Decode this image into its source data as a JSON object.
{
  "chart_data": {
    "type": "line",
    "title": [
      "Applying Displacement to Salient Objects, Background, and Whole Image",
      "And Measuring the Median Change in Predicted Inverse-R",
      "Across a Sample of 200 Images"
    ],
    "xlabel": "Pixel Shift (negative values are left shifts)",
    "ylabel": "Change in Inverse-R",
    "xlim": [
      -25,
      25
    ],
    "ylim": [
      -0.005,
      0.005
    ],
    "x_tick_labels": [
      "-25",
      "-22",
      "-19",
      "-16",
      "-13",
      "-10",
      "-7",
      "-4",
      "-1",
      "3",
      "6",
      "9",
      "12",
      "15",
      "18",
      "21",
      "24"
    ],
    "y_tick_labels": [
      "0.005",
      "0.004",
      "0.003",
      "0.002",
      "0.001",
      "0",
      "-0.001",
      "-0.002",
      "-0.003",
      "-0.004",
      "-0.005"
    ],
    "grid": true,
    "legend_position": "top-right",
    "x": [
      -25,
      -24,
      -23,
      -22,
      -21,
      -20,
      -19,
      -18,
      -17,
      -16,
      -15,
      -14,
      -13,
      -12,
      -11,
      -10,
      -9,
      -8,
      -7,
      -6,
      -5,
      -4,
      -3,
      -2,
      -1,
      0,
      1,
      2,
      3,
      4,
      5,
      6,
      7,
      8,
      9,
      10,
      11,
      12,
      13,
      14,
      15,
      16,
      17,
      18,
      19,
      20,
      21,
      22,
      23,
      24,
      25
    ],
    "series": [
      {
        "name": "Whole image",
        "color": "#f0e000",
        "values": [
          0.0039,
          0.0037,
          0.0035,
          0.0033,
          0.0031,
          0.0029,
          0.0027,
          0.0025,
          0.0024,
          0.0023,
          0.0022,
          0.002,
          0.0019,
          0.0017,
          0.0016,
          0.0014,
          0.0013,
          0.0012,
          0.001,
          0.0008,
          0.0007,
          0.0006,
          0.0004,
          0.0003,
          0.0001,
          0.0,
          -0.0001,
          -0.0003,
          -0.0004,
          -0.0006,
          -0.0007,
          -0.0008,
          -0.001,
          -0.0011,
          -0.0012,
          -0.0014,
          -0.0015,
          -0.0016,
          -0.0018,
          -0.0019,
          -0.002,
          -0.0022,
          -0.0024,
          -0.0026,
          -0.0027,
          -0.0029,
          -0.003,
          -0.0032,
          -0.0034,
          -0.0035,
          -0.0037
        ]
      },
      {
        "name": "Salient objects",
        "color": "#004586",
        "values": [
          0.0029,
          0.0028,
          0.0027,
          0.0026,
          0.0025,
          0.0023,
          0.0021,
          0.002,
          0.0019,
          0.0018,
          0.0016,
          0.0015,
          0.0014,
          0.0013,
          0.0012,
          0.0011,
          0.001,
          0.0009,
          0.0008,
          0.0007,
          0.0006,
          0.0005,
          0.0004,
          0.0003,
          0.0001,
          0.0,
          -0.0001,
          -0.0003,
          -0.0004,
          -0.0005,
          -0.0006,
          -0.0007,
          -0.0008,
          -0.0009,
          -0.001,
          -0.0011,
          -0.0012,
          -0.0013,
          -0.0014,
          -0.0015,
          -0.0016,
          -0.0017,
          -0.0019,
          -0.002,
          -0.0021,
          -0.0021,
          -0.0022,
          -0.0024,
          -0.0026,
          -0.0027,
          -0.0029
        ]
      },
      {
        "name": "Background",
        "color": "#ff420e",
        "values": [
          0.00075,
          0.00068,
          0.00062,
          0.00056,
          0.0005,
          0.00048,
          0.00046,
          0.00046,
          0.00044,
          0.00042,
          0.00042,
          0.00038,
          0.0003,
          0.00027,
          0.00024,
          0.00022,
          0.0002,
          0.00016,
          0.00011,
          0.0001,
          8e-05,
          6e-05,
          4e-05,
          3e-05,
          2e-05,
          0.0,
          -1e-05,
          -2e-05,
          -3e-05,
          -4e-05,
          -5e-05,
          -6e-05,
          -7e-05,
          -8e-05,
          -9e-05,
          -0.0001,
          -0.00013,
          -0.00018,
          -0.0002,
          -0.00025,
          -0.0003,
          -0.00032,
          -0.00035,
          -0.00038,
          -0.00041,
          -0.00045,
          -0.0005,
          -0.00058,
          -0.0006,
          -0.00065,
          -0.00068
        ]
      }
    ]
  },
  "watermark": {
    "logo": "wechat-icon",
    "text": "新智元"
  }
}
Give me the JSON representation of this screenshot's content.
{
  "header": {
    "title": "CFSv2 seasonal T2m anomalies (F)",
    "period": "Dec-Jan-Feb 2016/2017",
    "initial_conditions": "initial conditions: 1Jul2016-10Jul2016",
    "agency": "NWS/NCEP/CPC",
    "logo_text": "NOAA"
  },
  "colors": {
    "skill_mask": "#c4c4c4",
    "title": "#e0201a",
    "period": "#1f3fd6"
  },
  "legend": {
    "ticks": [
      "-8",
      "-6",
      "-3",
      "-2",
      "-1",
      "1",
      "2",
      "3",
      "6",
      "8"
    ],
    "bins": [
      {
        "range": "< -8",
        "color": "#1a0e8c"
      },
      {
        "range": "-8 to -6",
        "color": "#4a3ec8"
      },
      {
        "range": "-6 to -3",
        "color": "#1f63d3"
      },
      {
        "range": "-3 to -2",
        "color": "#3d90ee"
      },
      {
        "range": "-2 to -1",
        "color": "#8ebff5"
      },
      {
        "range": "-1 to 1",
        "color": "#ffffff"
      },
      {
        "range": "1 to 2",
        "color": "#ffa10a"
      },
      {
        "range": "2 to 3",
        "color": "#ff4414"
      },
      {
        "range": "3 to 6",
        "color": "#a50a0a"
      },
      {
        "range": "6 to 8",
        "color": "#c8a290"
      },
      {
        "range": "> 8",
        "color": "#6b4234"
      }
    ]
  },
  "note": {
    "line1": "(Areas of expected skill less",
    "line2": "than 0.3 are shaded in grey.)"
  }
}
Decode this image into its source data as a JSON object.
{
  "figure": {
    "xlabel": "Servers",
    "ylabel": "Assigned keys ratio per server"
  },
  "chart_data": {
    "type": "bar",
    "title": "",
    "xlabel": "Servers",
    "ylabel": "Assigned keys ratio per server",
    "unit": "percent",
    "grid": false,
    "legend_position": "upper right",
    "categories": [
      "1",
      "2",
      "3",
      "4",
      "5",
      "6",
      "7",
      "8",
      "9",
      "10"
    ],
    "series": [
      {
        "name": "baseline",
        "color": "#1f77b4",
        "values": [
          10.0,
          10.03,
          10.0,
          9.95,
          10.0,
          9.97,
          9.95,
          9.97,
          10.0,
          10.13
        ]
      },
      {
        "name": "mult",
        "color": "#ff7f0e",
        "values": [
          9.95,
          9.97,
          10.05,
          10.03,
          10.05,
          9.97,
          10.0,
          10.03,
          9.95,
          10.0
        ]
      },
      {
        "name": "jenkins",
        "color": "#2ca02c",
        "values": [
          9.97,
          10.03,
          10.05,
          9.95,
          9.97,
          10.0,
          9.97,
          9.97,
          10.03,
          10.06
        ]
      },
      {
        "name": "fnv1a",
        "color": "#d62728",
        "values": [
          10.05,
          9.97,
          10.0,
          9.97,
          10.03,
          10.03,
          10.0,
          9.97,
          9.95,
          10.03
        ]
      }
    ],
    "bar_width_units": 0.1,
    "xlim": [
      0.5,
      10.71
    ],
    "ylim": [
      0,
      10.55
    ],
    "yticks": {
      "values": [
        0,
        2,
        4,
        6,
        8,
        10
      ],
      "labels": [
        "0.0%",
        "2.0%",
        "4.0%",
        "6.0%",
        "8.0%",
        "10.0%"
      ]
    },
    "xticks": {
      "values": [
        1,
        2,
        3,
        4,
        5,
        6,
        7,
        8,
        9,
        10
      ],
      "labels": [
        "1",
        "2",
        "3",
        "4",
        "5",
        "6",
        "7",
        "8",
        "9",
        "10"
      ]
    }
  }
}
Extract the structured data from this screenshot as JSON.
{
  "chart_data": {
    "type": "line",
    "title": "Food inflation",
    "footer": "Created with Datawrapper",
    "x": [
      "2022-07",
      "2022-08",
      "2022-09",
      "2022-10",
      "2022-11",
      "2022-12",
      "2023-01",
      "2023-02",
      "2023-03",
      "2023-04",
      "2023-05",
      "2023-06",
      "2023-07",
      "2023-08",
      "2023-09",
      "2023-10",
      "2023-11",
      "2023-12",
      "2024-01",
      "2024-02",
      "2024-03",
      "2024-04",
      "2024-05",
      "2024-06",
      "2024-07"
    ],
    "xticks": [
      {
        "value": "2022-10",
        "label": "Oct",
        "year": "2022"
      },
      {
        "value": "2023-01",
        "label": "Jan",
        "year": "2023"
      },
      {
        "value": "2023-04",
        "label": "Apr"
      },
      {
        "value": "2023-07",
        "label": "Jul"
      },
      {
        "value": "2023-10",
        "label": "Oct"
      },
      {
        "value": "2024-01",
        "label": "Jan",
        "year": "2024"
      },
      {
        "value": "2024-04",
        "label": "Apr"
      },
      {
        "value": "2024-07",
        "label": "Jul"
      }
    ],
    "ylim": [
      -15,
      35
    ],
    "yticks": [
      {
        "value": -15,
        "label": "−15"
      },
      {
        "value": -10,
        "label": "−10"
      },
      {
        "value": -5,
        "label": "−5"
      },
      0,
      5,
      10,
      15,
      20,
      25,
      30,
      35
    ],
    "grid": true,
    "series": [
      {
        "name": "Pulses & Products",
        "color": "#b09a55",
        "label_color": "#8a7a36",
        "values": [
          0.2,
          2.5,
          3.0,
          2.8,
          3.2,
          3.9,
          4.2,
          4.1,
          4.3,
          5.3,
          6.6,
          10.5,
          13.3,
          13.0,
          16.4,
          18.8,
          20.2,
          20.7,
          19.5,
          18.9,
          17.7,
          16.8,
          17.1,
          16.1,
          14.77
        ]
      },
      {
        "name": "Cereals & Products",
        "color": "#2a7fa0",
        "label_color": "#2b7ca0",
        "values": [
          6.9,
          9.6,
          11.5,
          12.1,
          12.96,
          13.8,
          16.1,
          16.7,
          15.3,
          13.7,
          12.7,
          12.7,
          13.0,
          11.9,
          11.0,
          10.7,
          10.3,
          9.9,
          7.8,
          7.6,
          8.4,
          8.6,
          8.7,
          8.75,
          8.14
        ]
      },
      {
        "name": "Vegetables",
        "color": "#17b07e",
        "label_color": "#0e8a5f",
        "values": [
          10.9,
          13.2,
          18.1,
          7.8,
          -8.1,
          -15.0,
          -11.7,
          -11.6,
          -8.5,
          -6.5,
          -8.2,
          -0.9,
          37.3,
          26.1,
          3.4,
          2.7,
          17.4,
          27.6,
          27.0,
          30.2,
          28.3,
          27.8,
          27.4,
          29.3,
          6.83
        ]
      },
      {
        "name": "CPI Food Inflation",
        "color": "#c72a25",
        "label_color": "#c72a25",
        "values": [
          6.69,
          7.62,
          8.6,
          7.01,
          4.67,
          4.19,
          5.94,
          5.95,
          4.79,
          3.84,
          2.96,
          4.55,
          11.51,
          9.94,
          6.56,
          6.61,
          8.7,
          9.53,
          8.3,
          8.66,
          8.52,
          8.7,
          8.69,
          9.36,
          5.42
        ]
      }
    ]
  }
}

______________________________

TASK INSTRUCTIONS:
Find how many lines include the string "Change" and report that number alone.

THE COMPLETED TASK:
2